§ REQUIREMENT 1:
In the projection solution, what is the value of the inner product of v with itself?

§ DOCUMENT:
Answer
(a) The orthogonal projection of $u$ onto $v$ is given by
$$\operatorname{proj}_{{v}} {u}
= \frac{-19}{22}(4,-1,2,-1)$$
(b) The orthogonal projection of $v$ onto $u$ is given by
$$\operatorname{proj}_{{u}} {v}
= \frac{-19}{40}(-1,4,-2,3).$$
Work Step by Step
Let $u=(-1,4,-2,3)$, $v=(4,-1,2,-1)$, $\langle{u}, {v}\rangle=u\cdot v$. Then, we have
$$\langle{u}, {v}\rangle=-19, \quad \langle{u}, {u}\rangle=40, \quad \langle{v}, {v}\rangle=22.$$
(a) The orthogonal projection of $u$ onto $v$ is given by
$$\operatorname{proj}_{{v}} {u}
=\frac{\langle{u}, {v}\rangle}{\langle{v}, {v}\rangle} {v}=\frac{-19}{22}(4,-1,2,-1)$$
(b) The orthogonal projection of $v$ onto $u$ is given by
$$\operatorname{proj}_{{u}} {v}
=\frac{\langle{u}, {v}\rangle}{\langle{u}, {u}\rangle} {u}=\frac{-19}{40}(-1,4,-2,3).$$

§ Layout element annotations:
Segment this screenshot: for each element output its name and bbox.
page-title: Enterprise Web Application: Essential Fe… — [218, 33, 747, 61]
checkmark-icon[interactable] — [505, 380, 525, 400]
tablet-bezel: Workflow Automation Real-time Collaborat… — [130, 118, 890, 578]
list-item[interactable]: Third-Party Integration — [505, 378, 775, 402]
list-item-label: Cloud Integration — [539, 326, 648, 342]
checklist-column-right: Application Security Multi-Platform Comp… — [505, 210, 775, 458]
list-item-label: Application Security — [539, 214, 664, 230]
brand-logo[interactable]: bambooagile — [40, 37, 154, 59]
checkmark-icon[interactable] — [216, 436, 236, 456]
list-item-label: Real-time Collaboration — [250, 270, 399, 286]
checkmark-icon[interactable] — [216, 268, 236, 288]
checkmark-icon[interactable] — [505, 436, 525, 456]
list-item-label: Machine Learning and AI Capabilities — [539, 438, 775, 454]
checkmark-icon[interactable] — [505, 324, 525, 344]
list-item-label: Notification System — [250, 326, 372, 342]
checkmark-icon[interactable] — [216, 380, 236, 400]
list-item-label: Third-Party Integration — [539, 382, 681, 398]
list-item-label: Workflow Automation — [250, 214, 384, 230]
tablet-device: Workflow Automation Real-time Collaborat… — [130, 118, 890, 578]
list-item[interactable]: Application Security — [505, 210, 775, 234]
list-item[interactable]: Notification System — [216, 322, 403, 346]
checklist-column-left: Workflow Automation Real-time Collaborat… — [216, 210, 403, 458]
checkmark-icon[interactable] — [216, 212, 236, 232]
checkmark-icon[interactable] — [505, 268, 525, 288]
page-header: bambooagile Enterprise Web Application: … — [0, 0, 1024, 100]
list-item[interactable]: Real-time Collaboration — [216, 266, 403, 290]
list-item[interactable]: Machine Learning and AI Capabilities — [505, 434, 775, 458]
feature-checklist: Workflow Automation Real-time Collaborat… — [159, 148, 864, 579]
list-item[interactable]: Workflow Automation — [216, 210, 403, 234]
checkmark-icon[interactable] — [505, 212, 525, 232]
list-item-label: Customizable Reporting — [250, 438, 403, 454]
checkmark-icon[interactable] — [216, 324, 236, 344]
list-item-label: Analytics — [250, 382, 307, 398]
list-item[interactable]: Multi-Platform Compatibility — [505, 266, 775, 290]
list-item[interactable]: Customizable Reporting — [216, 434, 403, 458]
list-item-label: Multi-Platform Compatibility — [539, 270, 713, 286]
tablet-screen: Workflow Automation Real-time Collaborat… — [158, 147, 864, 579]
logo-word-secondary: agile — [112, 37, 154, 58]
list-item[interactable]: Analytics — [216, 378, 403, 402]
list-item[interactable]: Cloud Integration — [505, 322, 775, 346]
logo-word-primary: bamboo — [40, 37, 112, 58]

§ REQUIREMENT 2:
Write out the entries verbatim, starting at the first one and ending at the line that contains "checkmark-icon[interactable] — [216, 212, 236, 232]", with both included.

§ SOLUTION 1:
22

§ SOLUTION 2:
Segment this screenshot: for each element output its name and bbox.
page-title: Enterprise Web Application: Essential Fe… — [218, 33, 747, 61]
checkmark-icon[interactable] — [505, 380, 525, 400]
tablet-bezel: Workflow Automation Real-time Collaborat… — [130, 118, 890, 578]
list-item[interactable]: Third-Party Integration — [505, 378, 775, 402]
list-item-label: Cloud Integration — [539, 326, 648, 342]
checklist-column-right: Application Security Multi-Platform Comp… — [505, 210, 775, 458]
list-item-label: Application Security — [539, 214, 664, 230]
brand-logo[interactable]: bambooagile — [40, 37, 154, 59]
checkmark-icon[interactable] — [216, 436, 236, 456]
list-item-label: Real-time Collaboration — [250, 270, 399, 286]
checkmark-icon[interactable] — [216, 268, 236, 288]
checkmark-icon[interactable] — [505, 436, 525, 456]
list-item-label: Machine Learning and AI Capabilities — [539, 438, 775, 454]
checkmark-icon[interactable] — [505, 324, 525, 344]
list-item-label: Notification System — [250, 326, 372, 342]
checkmark-icon[interactable] — [216, 380, 236, 400]
list-item-label: Third-Party Integration — [539, 382, 681, 398]
list-item-label: Workflow Automation — [250, 214, 384, 230]
tablet-device: Workflow Automation Real-time Collaborat… — [130, 118, 890, 578]
list-item[interactable]: Application Security — [505, 210, 775, 234]
list-item[interactable]: Notification System — [216, 322, 403, 346]
checklist-column-left: Workflow Automation Real-time Collaborat… — [216, 210, 403, 458]
checkmark-icon[interactable] — [216, 212, 236, 232]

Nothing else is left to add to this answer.